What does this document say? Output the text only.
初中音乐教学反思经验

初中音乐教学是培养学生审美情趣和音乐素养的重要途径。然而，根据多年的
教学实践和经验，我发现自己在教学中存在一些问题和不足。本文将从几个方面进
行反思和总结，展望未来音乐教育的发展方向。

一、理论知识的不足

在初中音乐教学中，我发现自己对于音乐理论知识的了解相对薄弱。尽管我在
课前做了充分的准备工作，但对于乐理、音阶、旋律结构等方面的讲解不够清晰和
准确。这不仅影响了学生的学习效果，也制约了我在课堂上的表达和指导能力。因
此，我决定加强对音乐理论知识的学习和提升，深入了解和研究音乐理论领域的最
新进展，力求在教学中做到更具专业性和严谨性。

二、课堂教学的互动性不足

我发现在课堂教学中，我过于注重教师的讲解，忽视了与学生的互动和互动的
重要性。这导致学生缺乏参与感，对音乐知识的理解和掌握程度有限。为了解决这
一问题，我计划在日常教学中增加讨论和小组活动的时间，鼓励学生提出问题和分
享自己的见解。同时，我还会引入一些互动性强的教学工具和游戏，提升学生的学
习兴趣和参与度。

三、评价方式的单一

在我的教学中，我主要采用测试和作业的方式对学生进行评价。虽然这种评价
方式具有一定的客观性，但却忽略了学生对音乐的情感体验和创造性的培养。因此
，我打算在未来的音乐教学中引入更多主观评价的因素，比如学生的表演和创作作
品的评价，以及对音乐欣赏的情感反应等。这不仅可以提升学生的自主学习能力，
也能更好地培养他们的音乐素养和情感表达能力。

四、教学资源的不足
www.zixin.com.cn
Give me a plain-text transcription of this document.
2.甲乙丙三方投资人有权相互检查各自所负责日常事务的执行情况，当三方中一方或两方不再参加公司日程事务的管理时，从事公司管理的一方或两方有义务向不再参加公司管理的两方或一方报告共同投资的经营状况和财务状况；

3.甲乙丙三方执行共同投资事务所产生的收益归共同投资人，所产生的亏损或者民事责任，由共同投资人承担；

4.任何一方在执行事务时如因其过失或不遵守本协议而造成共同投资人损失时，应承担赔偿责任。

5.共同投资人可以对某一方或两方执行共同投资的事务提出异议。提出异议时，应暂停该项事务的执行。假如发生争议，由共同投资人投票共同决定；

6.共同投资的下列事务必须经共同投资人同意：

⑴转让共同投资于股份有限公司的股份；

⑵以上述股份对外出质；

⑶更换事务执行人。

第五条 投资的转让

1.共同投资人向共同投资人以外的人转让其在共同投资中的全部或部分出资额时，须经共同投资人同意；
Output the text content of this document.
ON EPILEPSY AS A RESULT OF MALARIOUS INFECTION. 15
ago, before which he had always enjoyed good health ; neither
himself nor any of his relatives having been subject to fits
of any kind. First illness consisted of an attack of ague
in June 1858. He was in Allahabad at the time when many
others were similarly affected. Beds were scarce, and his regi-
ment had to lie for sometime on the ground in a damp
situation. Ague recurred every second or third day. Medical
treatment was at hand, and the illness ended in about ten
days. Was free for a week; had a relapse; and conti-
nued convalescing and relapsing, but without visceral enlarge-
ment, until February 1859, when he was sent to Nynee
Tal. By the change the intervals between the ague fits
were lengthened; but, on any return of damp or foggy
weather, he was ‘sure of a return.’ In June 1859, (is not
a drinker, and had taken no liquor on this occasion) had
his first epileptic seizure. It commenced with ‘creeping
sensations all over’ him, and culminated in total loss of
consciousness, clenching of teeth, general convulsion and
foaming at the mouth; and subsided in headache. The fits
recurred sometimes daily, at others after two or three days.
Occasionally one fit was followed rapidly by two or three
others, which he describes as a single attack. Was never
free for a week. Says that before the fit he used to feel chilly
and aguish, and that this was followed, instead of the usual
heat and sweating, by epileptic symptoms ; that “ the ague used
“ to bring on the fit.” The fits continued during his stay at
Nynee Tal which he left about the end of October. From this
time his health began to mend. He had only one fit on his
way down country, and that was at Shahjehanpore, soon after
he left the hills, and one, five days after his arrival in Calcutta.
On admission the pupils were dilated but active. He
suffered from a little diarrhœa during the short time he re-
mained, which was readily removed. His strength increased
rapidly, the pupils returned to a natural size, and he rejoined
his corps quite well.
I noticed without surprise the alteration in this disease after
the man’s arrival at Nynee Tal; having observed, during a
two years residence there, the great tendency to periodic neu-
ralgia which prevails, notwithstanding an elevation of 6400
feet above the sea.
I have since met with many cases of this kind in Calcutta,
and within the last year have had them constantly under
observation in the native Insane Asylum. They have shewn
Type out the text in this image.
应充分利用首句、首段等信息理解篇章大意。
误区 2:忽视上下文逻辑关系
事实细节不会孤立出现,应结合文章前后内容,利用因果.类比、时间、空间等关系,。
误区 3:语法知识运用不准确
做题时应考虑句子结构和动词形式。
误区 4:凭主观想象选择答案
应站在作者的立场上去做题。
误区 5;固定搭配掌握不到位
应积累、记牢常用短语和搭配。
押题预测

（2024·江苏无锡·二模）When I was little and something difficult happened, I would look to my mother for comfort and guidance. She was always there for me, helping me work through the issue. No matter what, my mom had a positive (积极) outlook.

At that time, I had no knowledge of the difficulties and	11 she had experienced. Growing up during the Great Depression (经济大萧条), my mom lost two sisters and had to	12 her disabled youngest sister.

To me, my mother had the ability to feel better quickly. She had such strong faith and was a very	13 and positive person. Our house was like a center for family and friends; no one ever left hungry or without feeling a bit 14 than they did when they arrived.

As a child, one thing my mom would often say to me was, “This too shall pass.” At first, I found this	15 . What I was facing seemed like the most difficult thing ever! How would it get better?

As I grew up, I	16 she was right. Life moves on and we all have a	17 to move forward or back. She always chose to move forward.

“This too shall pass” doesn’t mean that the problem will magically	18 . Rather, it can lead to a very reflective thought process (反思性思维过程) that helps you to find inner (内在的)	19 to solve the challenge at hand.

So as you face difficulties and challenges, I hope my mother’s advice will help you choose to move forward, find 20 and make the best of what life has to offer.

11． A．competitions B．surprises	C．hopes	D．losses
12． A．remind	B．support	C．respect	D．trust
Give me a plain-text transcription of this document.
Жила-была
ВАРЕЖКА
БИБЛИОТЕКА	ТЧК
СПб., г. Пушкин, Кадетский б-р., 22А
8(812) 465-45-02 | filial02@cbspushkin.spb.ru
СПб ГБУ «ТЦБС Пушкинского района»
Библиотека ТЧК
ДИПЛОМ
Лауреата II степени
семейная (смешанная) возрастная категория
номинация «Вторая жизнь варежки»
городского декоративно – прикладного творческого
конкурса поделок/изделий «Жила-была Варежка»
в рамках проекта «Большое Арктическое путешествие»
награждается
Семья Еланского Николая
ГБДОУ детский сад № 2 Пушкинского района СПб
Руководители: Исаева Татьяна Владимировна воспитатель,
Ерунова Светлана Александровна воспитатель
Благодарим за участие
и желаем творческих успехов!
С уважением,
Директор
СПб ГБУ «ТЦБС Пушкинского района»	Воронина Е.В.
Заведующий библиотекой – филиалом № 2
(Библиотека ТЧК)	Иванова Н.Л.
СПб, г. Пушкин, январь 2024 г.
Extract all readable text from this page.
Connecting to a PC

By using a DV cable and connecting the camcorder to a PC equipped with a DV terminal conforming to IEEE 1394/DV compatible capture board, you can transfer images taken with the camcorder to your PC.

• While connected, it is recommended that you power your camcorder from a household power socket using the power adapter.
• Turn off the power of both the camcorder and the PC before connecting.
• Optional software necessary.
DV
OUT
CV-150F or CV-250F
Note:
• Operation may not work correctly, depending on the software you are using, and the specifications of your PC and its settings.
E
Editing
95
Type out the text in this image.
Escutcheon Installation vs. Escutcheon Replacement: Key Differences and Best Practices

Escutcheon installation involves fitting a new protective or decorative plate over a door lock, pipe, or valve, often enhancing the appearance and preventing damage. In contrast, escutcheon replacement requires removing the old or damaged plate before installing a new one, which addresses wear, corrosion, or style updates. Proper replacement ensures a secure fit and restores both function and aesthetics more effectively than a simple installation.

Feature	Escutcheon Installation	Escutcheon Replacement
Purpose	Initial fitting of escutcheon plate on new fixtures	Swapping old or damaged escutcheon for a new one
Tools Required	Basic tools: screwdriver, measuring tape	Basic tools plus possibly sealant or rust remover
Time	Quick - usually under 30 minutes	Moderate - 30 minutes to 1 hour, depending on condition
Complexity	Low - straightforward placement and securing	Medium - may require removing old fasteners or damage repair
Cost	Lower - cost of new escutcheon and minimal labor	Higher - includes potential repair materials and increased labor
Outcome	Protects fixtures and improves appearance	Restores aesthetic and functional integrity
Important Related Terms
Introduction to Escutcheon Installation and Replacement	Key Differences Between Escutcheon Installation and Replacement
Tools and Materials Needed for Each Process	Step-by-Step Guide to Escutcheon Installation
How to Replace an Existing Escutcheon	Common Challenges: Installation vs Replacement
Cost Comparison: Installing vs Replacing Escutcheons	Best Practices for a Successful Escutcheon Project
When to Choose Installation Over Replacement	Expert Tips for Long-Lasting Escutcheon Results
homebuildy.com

++++++++++++++++++++

• PROBLEM:
Filter the data, keeping only the lines that contain "during".

• THE REPLY:
“ to bring on the fit.” The fits continued during his stay at
suffered from a little diarrhœa during the short time he re-
the man’s arrival at Nynee Tal; having observed, during a
At that time, I had no knowledge of the difficulties and	11 she had experienced. Growing up during the Great Depression (经济大萧条), my mom lost two sisters and had to	12 her disabled youngest sister.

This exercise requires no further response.